» Task details
Review the lines that follow and copy each one that contains the word "JSON".

» Data entries for graphics
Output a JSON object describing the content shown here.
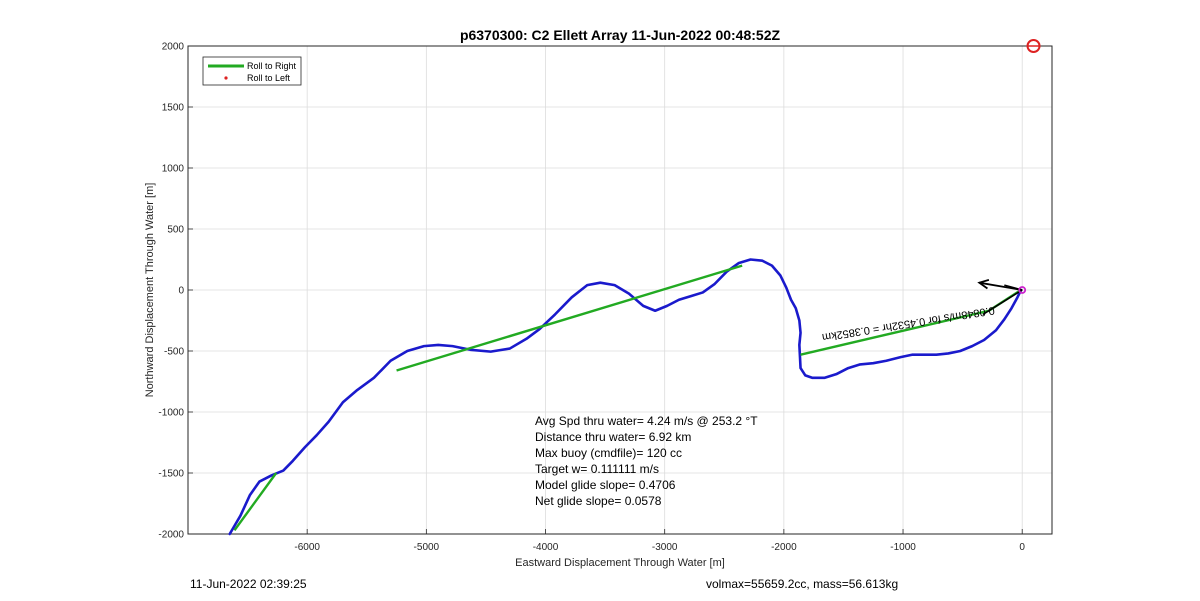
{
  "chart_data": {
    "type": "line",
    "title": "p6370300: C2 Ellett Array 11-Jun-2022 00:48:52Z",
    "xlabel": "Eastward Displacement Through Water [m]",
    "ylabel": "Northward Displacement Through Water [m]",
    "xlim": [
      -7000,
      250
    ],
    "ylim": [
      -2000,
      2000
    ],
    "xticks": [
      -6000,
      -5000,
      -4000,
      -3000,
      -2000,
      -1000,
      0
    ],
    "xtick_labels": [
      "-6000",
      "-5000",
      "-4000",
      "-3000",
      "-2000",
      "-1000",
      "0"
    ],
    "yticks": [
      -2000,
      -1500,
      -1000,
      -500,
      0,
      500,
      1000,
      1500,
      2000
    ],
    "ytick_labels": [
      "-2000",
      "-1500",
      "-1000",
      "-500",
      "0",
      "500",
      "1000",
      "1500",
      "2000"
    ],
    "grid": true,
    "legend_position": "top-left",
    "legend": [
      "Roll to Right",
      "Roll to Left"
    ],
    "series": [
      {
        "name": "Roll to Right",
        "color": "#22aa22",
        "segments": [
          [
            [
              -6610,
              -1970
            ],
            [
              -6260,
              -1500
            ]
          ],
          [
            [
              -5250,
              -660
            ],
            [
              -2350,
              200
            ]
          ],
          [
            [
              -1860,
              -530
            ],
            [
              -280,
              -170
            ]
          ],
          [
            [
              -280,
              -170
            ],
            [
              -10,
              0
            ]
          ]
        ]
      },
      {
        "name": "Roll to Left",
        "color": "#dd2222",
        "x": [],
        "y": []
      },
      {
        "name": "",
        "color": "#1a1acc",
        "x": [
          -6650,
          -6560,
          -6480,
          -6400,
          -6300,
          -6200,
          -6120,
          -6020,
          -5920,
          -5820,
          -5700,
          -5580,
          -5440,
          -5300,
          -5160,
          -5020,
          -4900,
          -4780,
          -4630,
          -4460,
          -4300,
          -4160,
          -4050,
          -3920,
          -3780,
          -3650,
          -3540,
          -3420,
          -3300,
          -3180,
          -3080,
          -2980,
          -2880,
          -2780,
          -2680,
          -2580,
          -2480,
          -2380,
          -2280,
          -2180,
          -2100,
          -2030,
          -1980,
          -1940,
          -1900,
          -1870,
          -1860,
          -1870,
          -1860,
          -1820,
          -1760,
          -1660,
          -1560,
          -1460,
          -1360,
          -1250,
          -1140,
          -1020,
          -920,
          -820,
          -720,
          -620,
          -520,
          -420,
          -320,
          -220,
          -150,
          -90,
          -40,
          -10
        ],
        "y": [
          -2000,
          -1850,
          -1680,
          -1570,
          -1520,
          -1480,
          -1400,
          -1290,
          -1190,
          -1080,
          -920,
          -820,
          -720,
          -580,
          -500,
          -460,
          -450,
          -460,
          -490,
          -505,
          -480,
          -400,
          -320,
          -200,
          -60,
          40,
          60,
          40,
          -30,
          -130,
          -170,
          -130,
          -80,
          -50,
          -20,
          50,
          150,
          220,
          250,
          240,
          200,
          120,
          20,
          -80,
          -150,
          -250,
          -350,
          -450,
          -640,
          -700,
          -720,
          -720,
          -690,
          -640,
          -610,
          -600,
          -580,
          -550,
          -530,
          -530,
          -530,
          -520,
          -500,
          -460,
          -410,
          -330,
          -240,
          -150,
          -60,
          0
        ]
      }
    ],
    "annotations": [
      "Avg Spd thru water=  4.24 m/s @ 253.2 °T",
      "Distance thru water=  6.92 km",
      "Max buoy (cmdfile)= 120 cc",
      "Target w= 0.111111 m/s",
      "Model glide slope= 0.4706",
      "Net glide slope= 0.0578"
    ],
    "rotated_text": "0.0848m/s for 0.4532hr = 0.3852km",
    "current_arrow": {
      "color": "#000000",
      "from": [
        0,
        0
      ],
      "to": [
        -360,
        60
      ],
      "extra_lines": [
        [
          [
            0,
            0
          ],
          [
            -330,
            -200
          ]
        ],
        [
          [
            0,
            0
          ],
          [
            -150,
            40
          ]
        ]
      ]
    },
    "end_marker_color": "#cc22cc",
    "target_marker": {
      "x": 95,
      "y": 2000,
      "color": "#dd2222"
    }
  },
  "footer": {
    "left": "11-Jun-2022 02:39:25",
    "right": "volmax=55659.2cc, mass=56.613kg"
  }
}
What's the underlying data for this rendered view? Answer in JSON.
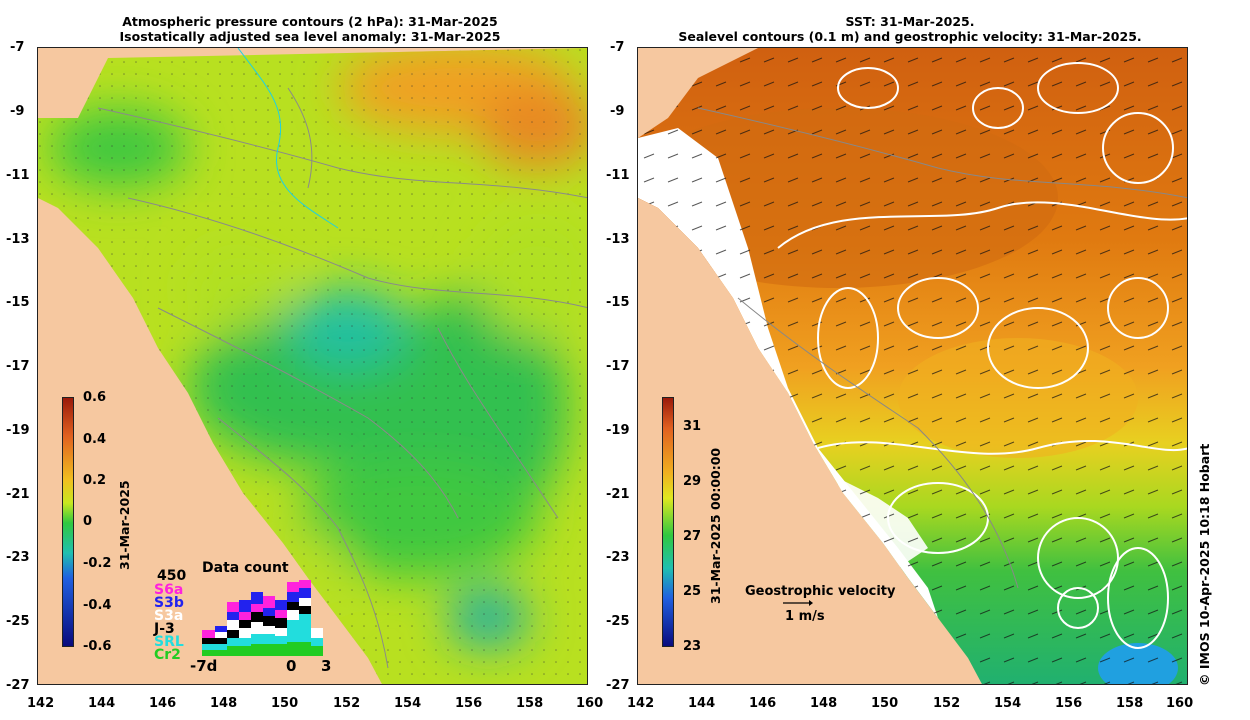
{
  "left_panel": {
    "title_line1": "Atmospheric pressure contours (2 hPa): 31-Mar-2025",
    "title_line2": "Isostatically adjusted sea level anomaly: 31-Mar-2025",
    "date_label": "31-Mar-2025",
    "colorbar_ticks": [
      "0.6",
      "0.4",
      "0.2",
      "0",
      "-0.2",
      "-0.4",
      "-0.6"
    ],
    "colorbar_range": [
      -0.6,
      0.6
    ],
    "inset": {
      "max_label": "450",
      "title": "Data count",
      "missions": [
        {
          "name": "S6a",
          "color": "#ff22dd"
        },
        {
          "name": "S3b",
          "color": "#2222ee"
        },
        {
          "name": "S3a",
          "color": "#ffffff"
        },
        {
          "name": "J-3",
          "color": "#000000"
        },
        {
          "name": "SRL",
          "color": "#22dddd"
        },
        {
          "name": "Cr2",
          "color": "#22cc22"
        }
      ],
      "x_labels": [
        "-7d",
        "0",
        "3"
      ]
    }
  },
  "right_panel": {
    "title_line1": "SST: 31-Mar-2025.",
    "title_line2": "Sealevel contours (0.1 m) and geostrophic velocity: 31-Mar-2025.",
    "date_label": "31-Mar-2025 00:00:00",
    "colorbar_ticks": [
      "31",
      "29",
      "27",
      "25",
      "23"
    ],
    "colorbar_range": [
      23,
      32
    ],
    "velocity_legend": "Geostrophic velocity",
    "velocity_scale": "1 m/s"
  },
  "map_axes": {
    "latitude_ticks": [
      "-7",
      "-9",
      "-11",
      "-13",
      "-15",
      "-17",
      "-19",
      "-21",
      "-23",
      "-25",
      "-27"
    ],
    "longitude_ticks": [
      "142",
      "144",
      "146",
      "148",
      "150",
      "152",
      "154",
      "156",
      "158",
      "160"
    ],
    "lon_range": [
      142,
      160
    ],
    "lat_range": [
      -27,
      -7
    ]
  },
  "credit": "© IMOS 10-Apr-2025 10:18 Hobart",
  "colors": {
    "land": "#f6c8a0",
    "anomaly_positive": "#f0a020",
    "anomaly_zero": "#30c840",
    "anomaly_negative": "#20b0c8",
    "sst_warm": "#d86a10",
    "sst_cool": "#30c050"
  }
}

» Reply
Output a JSON object describing the content shown here.
What's the underlying data for this rendered view? Answer in JSON.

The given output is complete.